[Records from a collection of figures]
*****

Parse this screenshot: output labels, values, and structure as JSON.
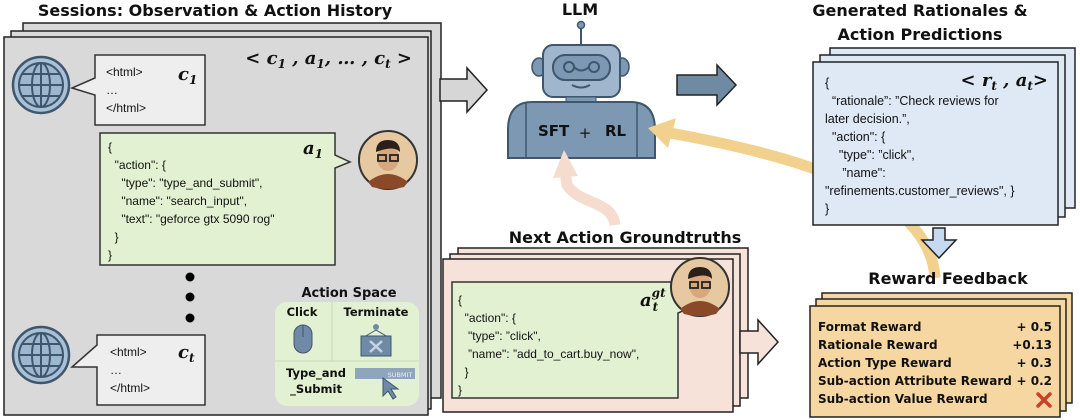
{
  "sessions": {
    "title": "Sessions: Observation & Action History",
    "sequence_label": {
      "open": "< ",
      "c": "c",
      "c_sub": "1",
      "sep1": " , ",
      "a": "a",
      "a_sub": "1",
      "sep2": ", … , ",
      "ct": "c",
      "ct_sub": "t",
      "close": " >"
    },
    "obs_first": {
      "label": "c",
      "label_sub": "1",
      "lines": [
        "<html>",
        "…",
        "</html>"
      ]
    },
    "action_first": {
      "label": "a",
      "label_sub": "1",
      "lines": [
        "{",
        "  \"action\": {",
        "    \"type\": \"type_and_submit\",",
        "    \"name\": \"search_input\",",
        "    \"text\": \"geforce gtx 5090 rog\"",
        "  }",
        "}"
      ]
    },
    "obs_last": {
      "label": "c",
      "label_sub": "t",
      "lines": [
        "<html>",
        "…",
        "</html>"
      ]
    },
    "action_space": {
      "title": "Action Space",
      "click": "Click",
      "terminate": "Terminate",
      "type_submit_line1": "Type_and",
      "type_submit_line2": "_Submit",
      "submit_button": "SUBMIT"
    }
  },
  "llm": {
    "title": "LLM",
    "body_label_left": "SFT",
    "body_label_plus": "+",
    "body_label_right": "RL"
  },
  "predictions": {
    "title_line1": "Generated Rationales &",
    "title_line2": "Action Predictions",
    "label": {
      "open": "< ",
      "r": "r",
      "r_sub": "t",
      "sep": " , ",
      "a": "a",
      "a_sub": "t",
      "close": ">"
    },
    "lines": [
      "{",
      "  “rationale”: ”Check reviews for",
      "later decision.”,",
      "  \"action\": {",
      "    \"type\": ”click\",",
      "     ”name\":",
      "\"refinements.customer_reviews\", }",
      "}"
    ]
  },
  "groundtruths": {
    "title": "Next Action Groundtruths",
    "label": {
      "a": "a",
      "sup": "gt",
      "sub": "t"
    },
    "lines": [
      "{",
      "  \"action\": {",
      "   \"type\": ”click\",",
      "   ”name\": ”add_to_cart.buy_now\",",
      "  }",
      "}"
    ]
  },
  "reward": {
    "title": "Reward Feedback",
    "items": [
      {
        "name": "Format Reward",
        "value": "+ 0.5"
      },
      {
        "name": "Rationale Reward",
        "value": "+0.13"
      },
      {
        "name": "Action Type Reward",
        "value": "+ 0.3"
      },
      {
        "name": "Sub-action Attribute Reward",
        "value": "+ 0.2"
      },
      {
        "name": "Sub-action Value Reward",
        "value": "",
        "icon": "cross-icon"
      }
    ]
  },
  "colors": {
    "session_bg": "#d9d9d9",
    "code_green": "#e3f1d3",
    "pred_blue": "#dfe9f5",
    "gt_pink": "#f6e2d9",
    "reward_orange": "#f6d7a2",
    "robot_blue": "#7d98b3",
    "arrow_yellow": "#f2d18e",
    "arrow_pink": "#f5dccf",
    "cross_red": "#c8412a"
  }
}
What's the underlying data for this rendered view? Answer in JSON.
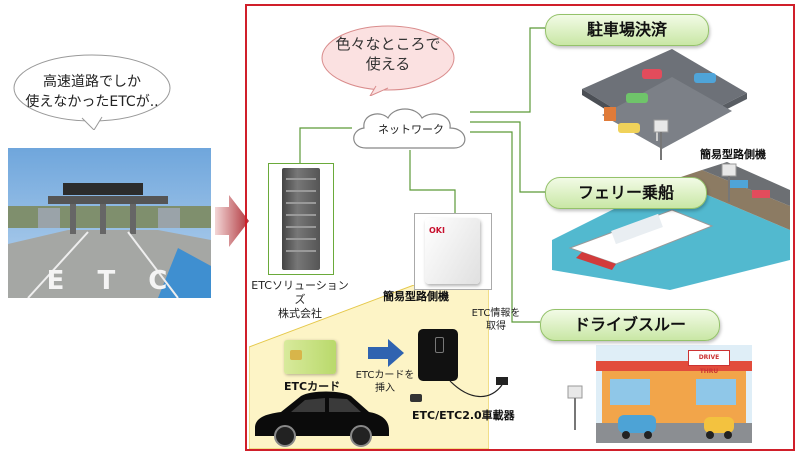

*****

Take the listing above and print it exactly, apart from the pictures.

Parse this screenshot: output labels, values, and structure as JSON.
{
  "sessions": {
    "title": "Sessions: Observation & Action History",
    "sequence_label": {
      "open": "< ",
      "c": "c",
      "c_sub": "1",
      "sep1": " , ",
      "a": "a",
      "a_sub": "1",
      "sep2": ", … , ",
      "ct": "c",
      "ct_sub": "t",
      "close": " >"
    },
    "obs_first": {
      "label": "c",
      "label_sub": "1",
      "lines": [
        "<html>",
        "…",
        "</html>"
      ]
    },
    "action_first": {
      "label": "a",
      "label_sub": "1",
      "lines": [
        "{",
        "  \"action\": {",
        "    \"type\": \"type_and_submit\",",
        "    \"name\": \"search_input\",",
        "    \"text\": \"geforce gtx 5090 rog\"",
        "  }",
        "}"
      ]
    },
    "obs_last": {
      "label": "c",
      "label_sub": "t",
      "lines": [
        "<html>",
        "…",
        "</html>"
      ]
    },
    "action_space": {
      "title": "Action Space",
      "click": "Click",
      "terminate": "Terminate",
      "type_submit_line1": "Type_and",
      "type_submit_line2": "_Submit",
      "submit_button": "SUBMIT"
    }
  },
  "llm": {
    "title": "LLM",
    "body_label_left": "SFT",
    "body_label_plus": "+",
    "body_label_right": "RL"
  },
  "predictions": {
    "title_line1": "Generated Rationales &",
    "title_line2": "Action Predictions",
    "label": {
      "open": "< ",
      "r": "r",
      "r_sub": "t",
      "sep": " , ",
      "a": "a",
      "a_sub": "t",
      "close": ">"
    },
    "lines": [
      "{",
      "  “rationale”: ”Check reviews for",
      "later decision.”,",
      "  \"action\": {",
      "    \"type\": ”click\",",
      "     ”name\":",
      "\"refinements.customer_reviews\", }",
      "}"
    ]
  },
  "groundtruths": {
    "title": "Next Action Groundtruths",
    "label": {
      "a": "a",
      "sup": "gt",
      "sub": "t"
    },
    "lines": [
      "{",
      "  \"action\": {",
      "   \"type\": ”click\",",
      "   ”name\": ”add_to_cart.buy_now\",",
      "  }",
      "}"
    ]
  },
  "reward": {
    "title": "Reward Feedback",
    "items": [
      {
        "name": "Format Reward",
        "value": "+ 0.5"
      },
      {
        "name": "Rationale Reward",
        "value": "+0.13"
      },
      {
        "name": "Action Type Reward",
        "value": "+ 0.3"
      },
      {
        "name": "Sub-action Attribute Reward",
        "value": "+ 0.2"
      },
      {
        "name": "Sub-action Value Reward",
        "value": "",
        "icon": "cross-icon"
      }
    ]
  },
  "colors": {
    "session_bg": "#d9d9d9",
    "code_green": "#e3f1d3",
    "pred_blue": "#dfe9f5",
    "gt_pink": "#f6e2d9",
    "reward_orange": "#f6d7a2",
    "robot_blue": "#7d98b3",
    "arrow_yellow": "#f2d18e",
    "arrow_pink": "#f5dccf",
    "cross_red": "#c8412a"
  }
}
What's the underlying data for this rendered view? Answer in JSON.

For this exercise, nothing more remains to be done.